(Collection entries)
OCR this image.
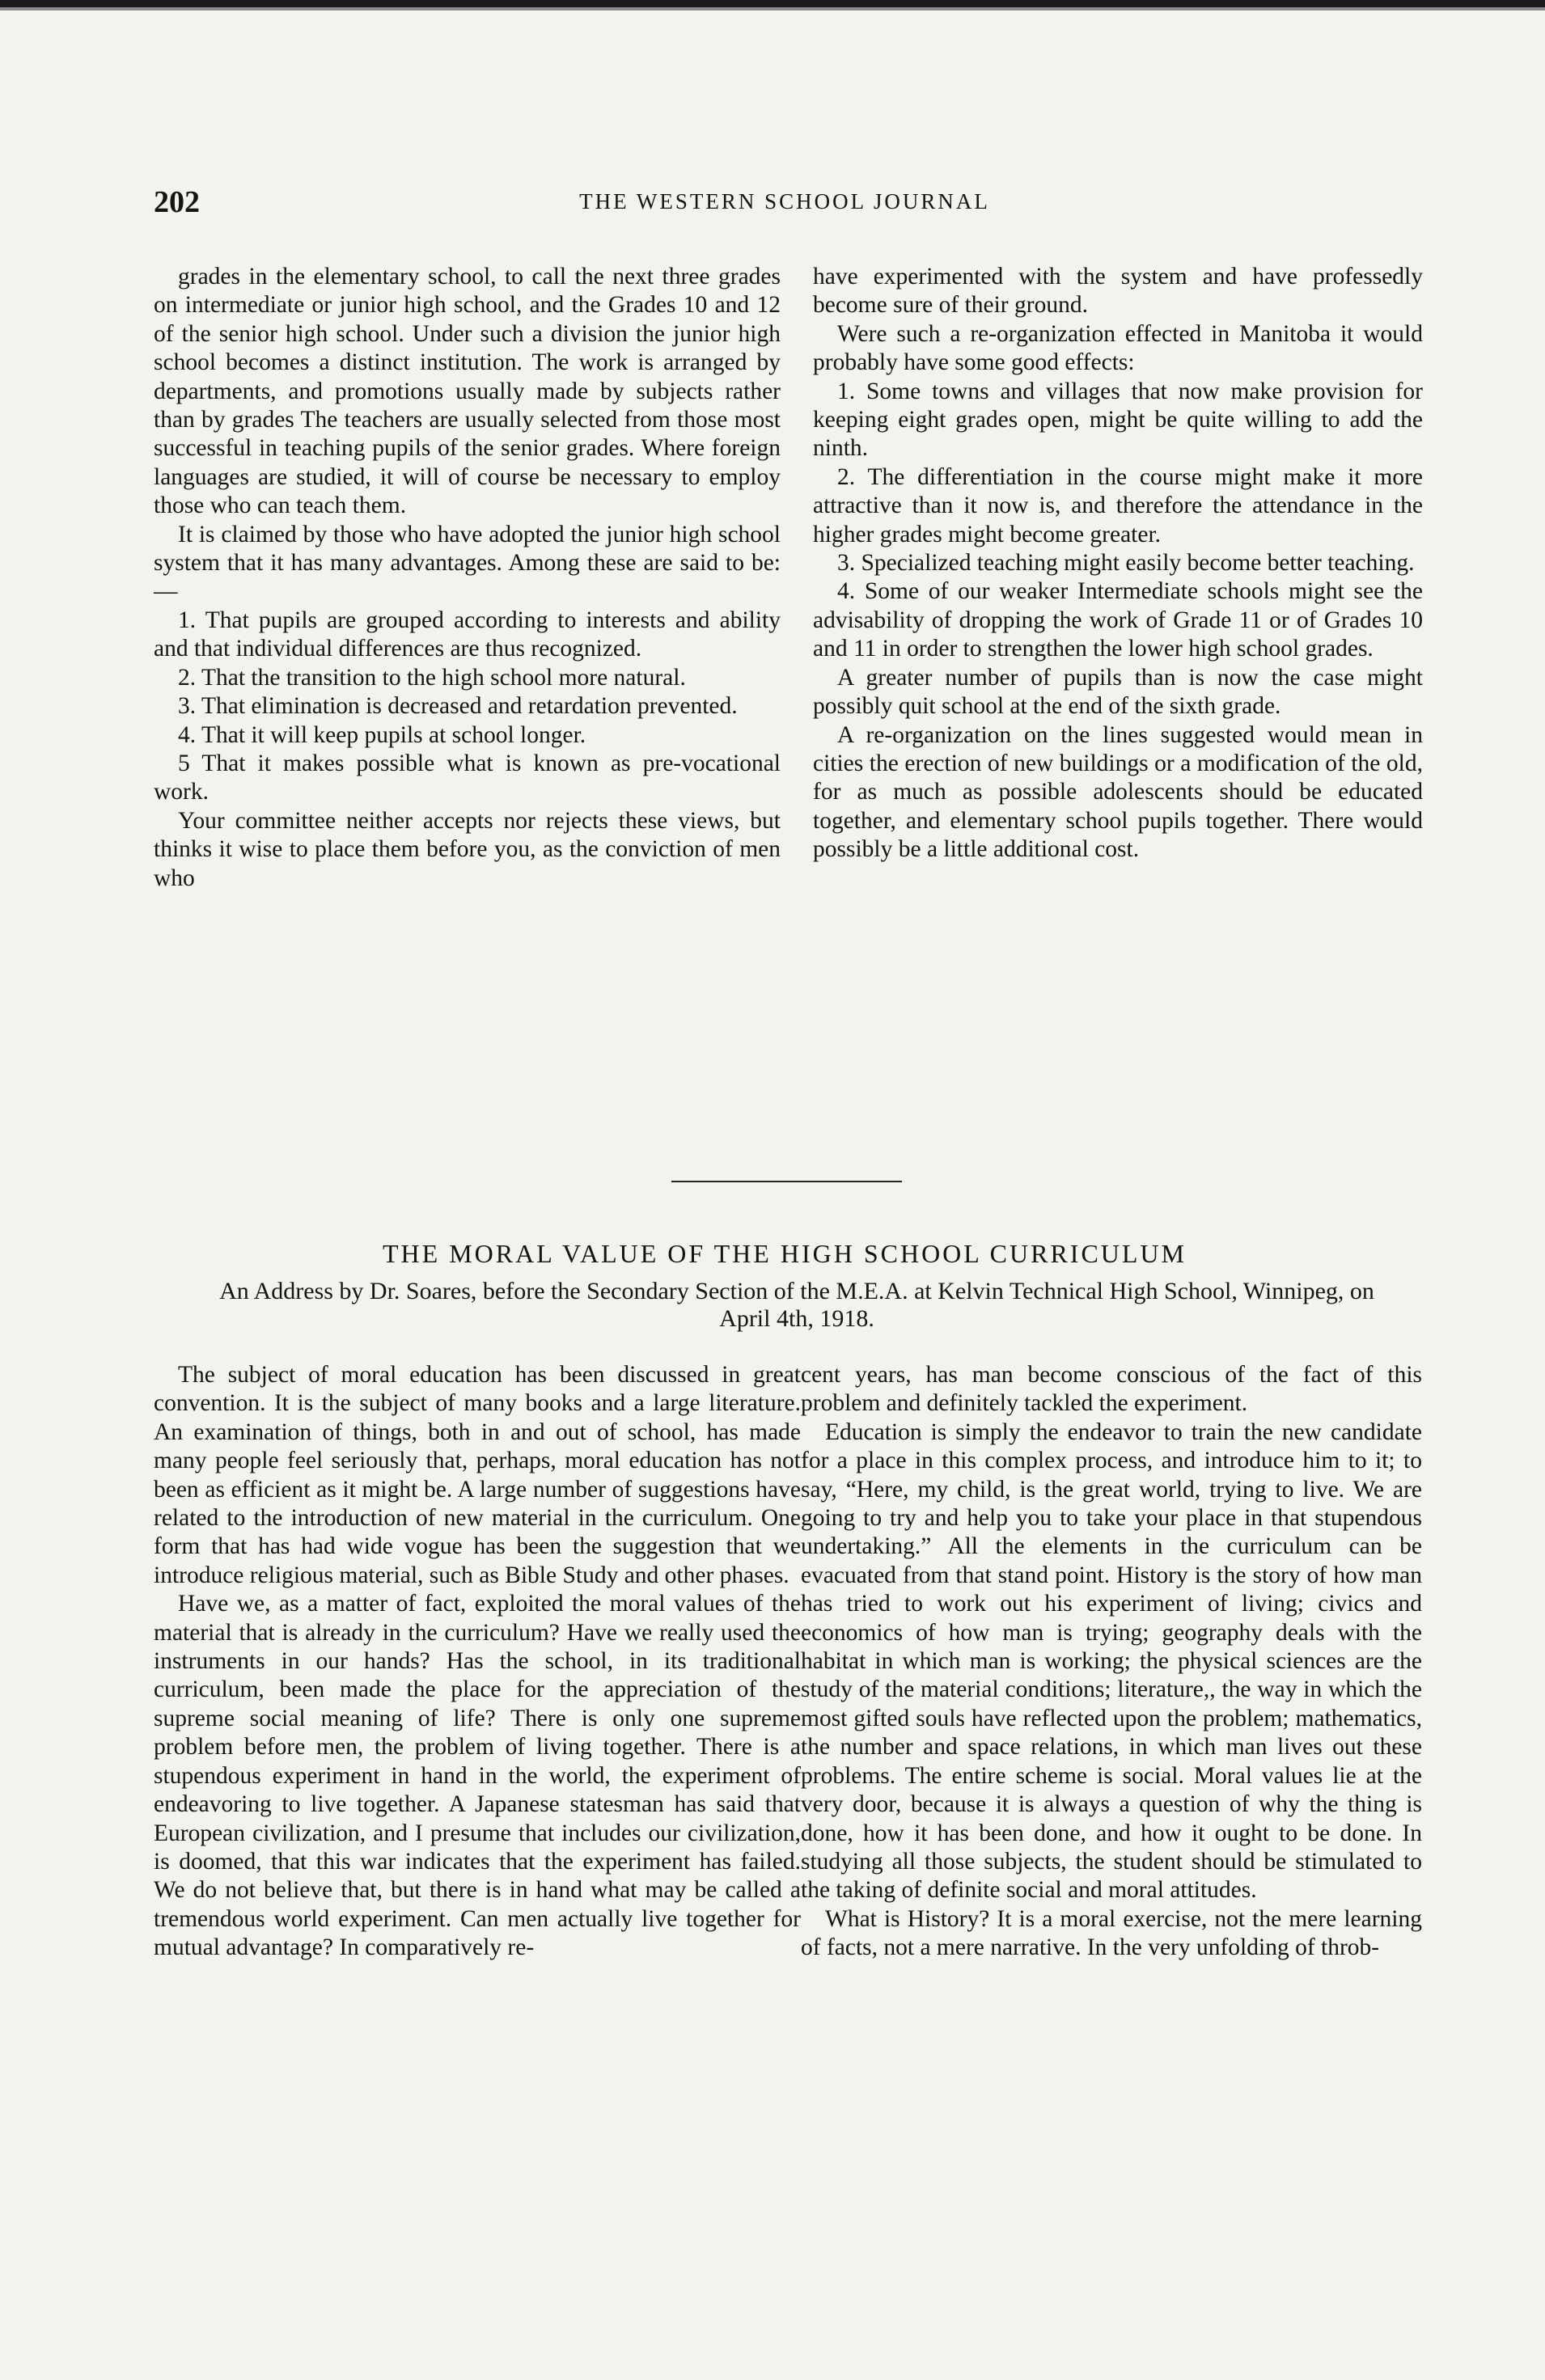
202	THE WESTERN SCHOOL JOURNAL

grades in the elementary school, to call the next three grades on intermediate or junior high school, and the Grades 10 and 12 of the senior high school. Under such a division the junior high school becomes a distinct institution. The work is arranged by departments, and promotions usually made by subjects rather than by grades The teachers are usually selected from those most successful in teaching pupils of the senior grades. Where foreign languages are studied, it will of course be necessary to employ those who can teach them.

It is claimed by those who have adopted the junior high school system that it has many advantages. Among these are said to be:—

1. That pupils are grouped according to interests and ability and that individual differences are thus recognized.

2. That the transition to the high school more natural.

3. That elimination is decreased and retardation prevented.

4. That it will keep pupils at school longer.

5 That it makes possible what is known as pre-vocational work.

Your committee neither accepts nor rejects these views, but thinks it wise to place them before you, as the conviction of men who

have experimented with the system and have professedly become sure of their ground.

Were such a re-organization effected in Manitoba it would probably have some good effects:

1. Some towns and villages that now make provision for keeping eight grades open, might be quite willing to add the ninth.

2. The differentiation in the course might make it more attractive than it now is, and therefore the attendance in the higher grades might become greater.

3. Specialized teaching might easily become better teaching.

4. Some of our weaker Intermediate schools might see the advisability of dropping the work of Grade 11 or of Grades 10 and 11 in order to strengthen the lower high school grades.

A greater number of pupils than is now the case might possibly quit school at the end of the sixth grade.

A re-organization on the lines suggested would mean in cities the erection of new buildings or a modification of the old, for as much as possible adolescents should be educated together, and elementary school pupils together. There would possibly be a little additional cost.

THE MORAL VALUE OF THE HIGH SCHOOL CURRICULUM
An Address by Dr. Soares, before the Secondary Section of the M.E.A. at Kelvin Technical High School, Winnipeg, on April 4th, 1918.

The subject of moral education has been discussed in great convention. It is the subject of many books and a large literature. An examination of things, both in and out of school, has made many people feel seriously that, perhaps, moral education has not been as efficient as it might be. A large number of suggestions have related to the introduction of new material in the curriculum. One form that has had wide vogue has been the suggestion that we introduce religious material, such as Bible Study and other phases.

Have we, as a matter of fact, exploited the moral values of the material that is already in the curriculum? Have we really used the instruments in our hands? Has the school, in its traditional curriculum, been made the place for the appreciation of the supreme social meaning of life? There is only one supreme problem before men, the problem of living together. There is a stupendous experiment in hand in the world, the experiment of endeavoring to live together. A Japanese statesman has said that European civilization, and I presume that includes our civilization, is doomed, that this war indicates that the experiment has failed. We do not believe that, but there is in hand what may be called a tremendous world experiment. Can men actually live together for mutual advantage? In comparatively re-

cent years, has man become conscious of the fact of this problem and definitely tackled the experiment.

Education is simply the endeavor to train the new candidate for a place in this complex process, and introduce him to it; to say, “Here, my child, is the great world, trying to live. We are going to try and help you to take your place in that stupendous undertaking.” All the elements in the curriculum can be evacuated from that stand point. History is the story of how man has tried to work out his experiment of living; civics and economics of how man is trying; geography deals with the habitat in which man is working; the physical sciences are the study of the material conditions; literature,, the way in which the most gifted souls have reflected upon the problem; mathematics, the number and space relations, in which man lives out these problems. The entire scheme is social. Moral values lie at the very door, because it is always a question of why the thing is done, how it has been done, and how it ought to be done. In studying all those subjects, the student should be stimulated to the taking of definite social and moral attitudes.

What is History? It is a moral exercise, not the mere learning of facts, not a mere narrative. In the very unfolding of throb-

- [GOAL] Every record above must be given again exactly; drop the pictures.

- [FULL SOLUTION]
OCR this image.
202	THE WESTERN SCHOOL JOURNAL

grades in the elementary school, to call the next three grades on intermediate or junior high school, and the Grades 10 and 12 of the senior high school. Under such a division the junior high school becomes a distinct institution. The work is arranged by departments, and promotions usually made by subjects rather than by grades The teachers are usually selected from those most successful in teaching pupils of the senior grades. Where foreign languages are studied, it will of course be necessary to employ those who can teach them.

It is claimed by those who have adopted the junior high school system that it has many advantages. Among these are said to be:—

1. That pupils are grouped according to interests and ability and that individual differences are thus recognized.

2. That the transition to the high school more natural.

3. That elimination is decreased and retardation prevented.

4. That it will keep pupils at school longer.

5 That it makes possible what is known as pre-vocational work.

Your committee neither accepts nor rejects these views, but thinks it wise to place them before you, as the conviction of men who

have experimented with the system and have professedly become sure of their ground.

Were such a re-organization effected in Manitoba it would probably have some good effects:

1. Some towns and villages that now make provision for keeping eight grades open, might be quite willing to add the ninth.

2. The differentiation in the course might make it more attractive than it now is, and therefore the attendance in the higher grades might become greater.

3. Specialized teaching might easily become better teaching.

4. Some of our weaker Intermediate schools might see the advisability of dropping the work of Grade 11 or of Grades 10 and 11 in order to strengthen the lower high school grades.

A greater number of pupils than is now the case might possibly quit school at the end of the sixth grade.

A re-organization on the lines suggested would mean in cities the erection of new buildings or a modification of the old, for as much as possible adolescents should be educated together, and elementary school pupils together. There would possibly be a little additional cost.

THE MORAL VALUE OF THE HIGH SCHOOL CURRICULUM
An Address by Dr. Soares, before the Secondary Section of the M.E.A. at Kelvin Technical High School, Winnipeg, on April 4th, 1918.

The subject of moral education has been discussed in great convention. It is the subject of many books and a large literature. An examination of things, both in and out of school, has made many people feel seriously that, perhaps, moral education has not been as efficient as it might be. A large number of suggestions have related to the introduction of new material in the curriculum. One form that has had wide vogue has been the suggestion that we introduce religious material, such as Bible Study and other phases.

Have we, as a matter of fact, exploited the moral values of the material that is already in the curriculum? Have we really used the instruments in our hands? Has the school, in its traditional curriculum, been made the place for the appreciation of the supreme social meaning of life? There is only one supreme problem before men, the problem of living together. There is a stupendous experiment in hand in the world, the experiment of endeavoring to live together. A Japanese statesman has said that European civilization, and I presume that includes our civilization, is doomed, that this war indicates that the experiment has failed. We do not believe that, but there is in hand what may be called a tremendous world experiment. Can men actually live together for mutual advantage? In comparatively re-

cent years, has man become conscious of the fact of this problem and definitely tackled the experiment.

Education is simply the endeavor to train the new candidate for a place in this complex process, and introduce him to it; to say, “Here, my child, is the great world, trying to live. We are going to try and help you to take your place in that stupendous undertaking.” All the elements in the curriculum can be evacuated from that stand point. History is the story of how man has tried to work out his experiment of living; civics and economics of how man is trying; geography deals with the habitat in which man is working; the physical sciences are the study of the material conditions; literature,, the way in which the most gifted souls have reflected upon the problem; mathematics, the number and space relations, in which man lives out these problems. The entire scheme is social. Moral values lie at the very door, because it is always a question of why the thing is done, how it has been done, and how it ought to be done. In studying all those subjects, the student should be stimulated to the taking of definite social and moral attitudes.

What is History? It is a moral exercise, not the mere learning of facts, not a mere narrative. In the very unfolding of throb-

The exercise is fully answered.